— begin DATA SUPPLIED —

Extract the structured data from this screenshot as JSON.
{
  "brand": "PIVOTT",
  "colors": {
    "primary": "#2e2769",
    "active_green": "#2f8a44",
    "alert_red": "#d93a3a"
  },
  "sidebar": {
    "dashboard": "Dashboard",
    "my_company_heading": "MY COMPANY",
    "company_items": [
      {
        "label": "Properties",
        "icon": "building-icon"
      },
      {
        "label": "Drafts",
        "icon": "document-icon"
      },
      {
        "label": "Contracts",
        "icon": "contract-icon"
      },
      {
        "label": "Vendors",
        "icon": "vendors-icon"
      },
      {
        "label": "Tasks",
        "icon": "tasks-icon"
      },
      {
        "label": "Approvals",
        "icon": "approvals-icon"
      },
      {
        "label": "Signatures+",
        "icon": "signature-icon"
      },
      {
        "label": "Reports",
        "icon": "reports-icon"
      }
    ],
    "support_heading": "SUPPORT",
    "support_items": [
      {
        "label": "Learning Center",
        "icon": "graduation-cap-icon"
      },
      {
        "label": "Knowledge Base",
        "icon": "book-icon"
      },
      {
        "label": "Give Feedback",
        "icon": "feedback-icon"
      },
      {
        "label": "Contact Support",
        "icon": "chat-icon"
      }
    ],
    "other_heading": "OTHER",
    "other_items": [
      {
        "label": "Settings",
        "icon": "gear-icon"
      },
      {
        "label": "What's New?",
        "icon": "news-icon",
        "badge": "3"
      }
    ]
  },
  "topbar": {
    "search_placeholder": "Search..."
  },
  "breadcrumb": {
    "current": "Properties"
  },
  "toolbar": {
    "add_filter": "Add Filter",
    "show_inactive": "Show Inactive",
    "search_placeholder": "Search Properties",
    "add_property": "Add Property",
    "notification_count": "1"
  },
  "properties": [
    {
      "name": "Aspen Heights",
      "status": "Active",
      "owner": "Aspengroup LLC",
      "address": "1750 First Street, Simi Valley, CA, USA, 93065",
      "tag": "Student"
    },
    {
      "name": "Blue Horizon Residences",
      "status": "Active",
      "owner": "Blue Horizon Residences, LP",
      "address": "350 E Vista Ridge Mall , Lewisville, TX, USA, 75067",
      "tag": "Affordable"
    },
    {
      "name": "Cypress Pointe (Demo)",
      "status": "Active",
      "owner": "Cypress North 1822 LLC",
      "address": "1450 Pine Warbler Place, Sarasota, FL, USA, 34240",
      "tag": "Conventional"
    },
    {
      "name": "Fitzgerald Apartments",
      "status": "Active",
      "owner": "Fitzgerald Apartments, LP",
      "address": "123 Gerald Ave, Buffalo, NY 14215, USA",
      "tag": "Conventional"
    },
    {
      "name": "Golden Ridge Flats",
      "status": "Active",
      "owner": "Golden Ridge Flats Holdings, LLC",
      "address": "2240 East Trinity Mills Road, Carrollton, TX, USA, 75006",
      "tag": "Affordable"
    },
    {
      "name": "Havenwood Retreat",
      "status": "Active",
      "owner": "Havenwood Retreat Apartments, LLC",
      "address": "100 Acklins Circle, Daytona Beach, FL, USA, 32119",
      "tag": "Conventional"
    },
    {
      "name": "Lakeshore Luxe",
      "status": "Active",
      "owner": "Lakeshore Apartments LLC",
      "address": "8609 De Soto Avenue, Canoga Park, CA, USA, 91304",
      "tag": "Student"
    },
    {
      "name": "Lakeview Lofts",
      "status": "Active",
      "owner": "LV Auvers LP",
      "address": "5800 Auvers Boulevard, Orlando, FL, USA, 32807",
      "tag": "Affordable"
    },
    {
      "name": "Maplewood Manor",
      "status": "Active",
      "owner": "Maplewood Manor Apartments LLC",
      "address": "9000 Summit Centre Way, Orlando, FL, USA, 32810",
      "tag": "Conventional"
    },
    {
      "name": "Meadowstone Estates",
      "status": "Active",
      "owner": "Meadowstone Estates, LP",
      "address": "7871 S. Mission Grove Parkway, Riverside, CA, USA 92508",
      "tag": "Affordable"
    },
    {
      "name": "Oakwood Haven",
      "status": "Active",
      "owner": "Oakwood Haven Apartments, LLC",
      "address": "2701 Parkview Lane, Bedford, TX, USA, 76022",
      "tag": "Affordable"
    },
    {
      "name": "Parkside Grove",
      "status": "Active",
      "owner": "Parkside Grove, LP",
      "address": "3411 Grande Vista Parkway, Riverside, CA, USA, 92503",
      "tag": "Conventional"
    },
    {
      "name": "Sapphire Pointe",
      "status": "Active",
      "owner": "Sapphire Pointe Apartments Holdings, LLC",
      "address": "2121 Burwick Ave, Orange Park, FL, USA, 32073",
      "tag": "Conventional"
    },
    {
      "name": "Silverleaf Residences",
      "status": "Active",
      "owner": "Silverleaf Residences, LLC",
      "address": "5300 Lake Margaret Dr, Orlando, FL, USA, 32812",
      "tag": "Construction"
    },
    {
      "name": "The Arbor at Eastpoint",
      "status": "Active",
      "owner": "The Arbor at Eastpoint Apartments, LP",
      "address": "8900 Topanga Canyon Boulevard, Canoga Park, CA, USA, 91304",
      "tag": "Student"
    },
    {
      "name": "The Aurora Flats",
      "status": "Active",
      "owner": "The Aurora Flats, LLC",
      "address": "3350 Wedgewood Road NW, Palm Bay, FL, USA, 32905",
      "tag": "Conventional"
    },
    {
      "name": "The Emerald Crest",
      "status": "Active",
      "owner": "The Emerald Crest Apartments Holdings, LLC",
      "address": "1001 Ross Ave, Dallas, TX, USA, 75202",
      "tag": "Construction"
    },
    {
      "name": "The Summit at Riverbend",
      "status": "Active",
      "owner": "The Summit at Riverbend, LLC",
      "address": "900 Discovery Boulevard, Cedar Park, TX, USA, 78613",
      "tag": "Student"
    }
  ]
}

— end DATA SUPPLIED —

▶ _GIVEN REQUEST_: Write out all the data again, exactly as it appears.

▶ _RESULT FOR THIS TASK_:
Extract the structured data from this screenshot as JSON.
{
  "brand": "PIVOTT",
  "colors": {
    "primary": "#2e2769",
    "active_green": "#2f8a44",
    "alert_red": "#d93a3a"
  },
  "sidebar": {
    "dashboard": "Dashboard",
    "my_company_heading": "MY COMPANY",
    "company_items": [
      {
        "label": "Properties",
        "icon": "building-icon"
      },
      {
        "label": "Drafts",
        "icon": "document-icon"
      },
      {
        "label": "Contracts",
        "icon": "contract-icon"
      },
      {
        "label": "Vendors",
        "icon": "vendors-icon"
      },
      {
        "label": "Tasks",
        "icon": "tasks-icon"
      },
      {
        "label": "Approvals",
        "icon": "approvals-icon"
      },
      {
        "label": "Signatures+",
        "icon": "signature-icon"
      },
      {
        "label": "Reports",
        "icon": "reports-icon"
      }
    ],
    "support_heading": "SUPPORT",
    "support_items": [
      {
        "label": "Learning Center",
        "icon": "graduation-cap-icon"
      },
      {
        "label": "Knowledge Base",
        "icon": "book-icon"
      },
      {
        "label": "Give Feedback",
        "icon": "feedback-icon"
      },
      {
        "label": "Contact Support",
        "icon": "chat-icon"
      }
    ],
    "other_heading": "OTHER",
    "other_items": [
      {
        "label": "Settings",
        "icon": "gear-icon"
      },
      {
        "label": "What's New?",
        "icon": "news-icon",
        "badge": "3"
      }
    ]
  },
  "topbar": {
    "search_placeholder": "Search..."
  },
  "breadcrumb": {
    "current": "Properties"
  },
  "toolbar": {
    "add_filter": "Add Filter",
    "show_inactive": "Show Inactive",
    "search_placeholder": "Search Properties",
    "add_property": "Add Property",
    "notification_count": "1"
  },
  "properties": [
    {
      "name": "Aspen Heights",
      "status": "Active",
      "owner": "Aspengroup LLC",
      "address": "1750 First Street, Simi Valley, CA, USA, 93065",
      "tag": "Student"
    },
    {
      "name": "Blue Horizon Residences",
      "status": "Active",
      "owner": "Blue Horizon Residences, LP",
      "address": "350 E Vista Ridge Mall , Lewisville, TX, USA, 75067",
      "tag": "Affordable"
    },
    {
      "name": "Cypress Pointe (Demo)",
      "status": "Active",
      "owner": "Cypress North 1822 LLC",
      "address": "1450 Pine Warbler Place, Sarasota, FL, USA, 34240",
      "tag": "Conventional"
    },
    {
      "name": "Fitzgerald Apartments",
      "status": "Active",
      "owner": "Fitzgerald Apartments, LP",
      "address": "123 Gerald Ave, Buffalo, NY 14215, USA",
      "tag": "Conventional"
    },
    {
      "name": "Golden Ridge Flats",
      "status": "Active",
      "owner": "Golden Ridge Flats Holdings, LLC",
      "address": "2240 East Trinity Mills Road, Carrollton, TX, USA, 75006",
      "tag": "Affordable"
    },
    {
      "name": "Havenwood Retreat",
      "status": "Active",
      "owner": "Havenwood Retreat Apartments, LLC",
      "address": "100 Acklins Circle, Daytona Beach, FL, USA, 32119",
      "tag": "Conventional"
    },
    {
      "name": "Lakeshore Luxe",
      "status": "Active",
      "owner": "Lakeshore Apartments LLC",
      "address": "8609 De Soto Avenue, Canoga Park, CA, USA, 91304",
      "tag": "Student"
    },
    {
      "name": "Lakeview Lofts",
      "status": "Active",
      "owner": "LV Auvers LP",
      "address": "5800 Auvers Boulevard, Orlando, FL, USA, 32807",
      "tag": "Affordable"
    },
    {
      "name": "Maplewood Manor",
      "status": "Active",
      "owner": "Maplewood Manor Apartments LLC",
      "address": "9000 Summit Centre Way, Orlando, FL, USA, 32810",
      "tag": "Conventional"
    },
    {
      "name": "Meadowstone Estates",
      "status": "Active",
      "owner": "Meadowstone Estates, LP",
      "address": "7871 S. Mission Grove Parkway, Riverside, CA, USA 92508",
      "tag": "Affordable"
    },
    {
      "name": "Oakwood Haven",
      "status": "Active",
      "owner": "Oakwood Haven Apartments, LLC",
      "address": "2701 Parkview Lane, Bedford, TX, USA, 76022",
      "tag": "Affordable"
    },
    {
      "name": "Parkside Grove",
      "status": "Active",
      "owner": "Parkside Grove, LP",
      "address": "3411 Grande Vista Parkway, Riverside, CA, USA, 92503",
      "tag": "Conventional"
    },
    {
      "name": "Sapphire Pointe",
      "status": "Active",
      "owner": "Sapphire Pointe Apartments Holdings, LLC",
      "address": "2121 Burwick Ave, Orange Park, FL, USA, 32073",
      "tag": "Conventional"
    },
    {
      "name": "Silverleaf Residences",
      "status": "Active",
      "owner": "Silverleaf Residences, LLC",
      "address": "5300 Lake Margaret Dr, Orlando, FL, USA, 32812",
      "tag": "Construction"
    },
    {
      "name": "The Arbor at Eastpoint",
      "status": "Active",
      "owner": "The Arbor at Eastpoint Apartments, LP",
      "address": "8900 Topanga Canyon Boulevard, Canoga Park, CA, USA, 91304",
      "tag": "Student"
    },
    {
      "name": "The Aurora Flats",
      "status": "Active",
      "owner": "The Aurora Flats, LLC",
      "address": "3350 Wedgewood Road NW, Palm Bay, FL, USA, 32905",
      "tag": "Conventional"
    },
    {
      "name": "The Emerald Crest",
      "status": "Active",
      "owner": "The Emerald Crest Apartments Holdings, LLC",
      "address": "1001 Ross Ave, Dallas, TX, USA, 75202",
      "tag": "Construction"
    },
    {
      "name": "The Summit at Riverbend",
      "status": "Active",
      "owner": "The Summit at Riverbend, LLC",
      "address": "900 Discovery Boulevard, Cedar Park, TX, USA, 78613",
      "tag": "Student"
    }
  ]
}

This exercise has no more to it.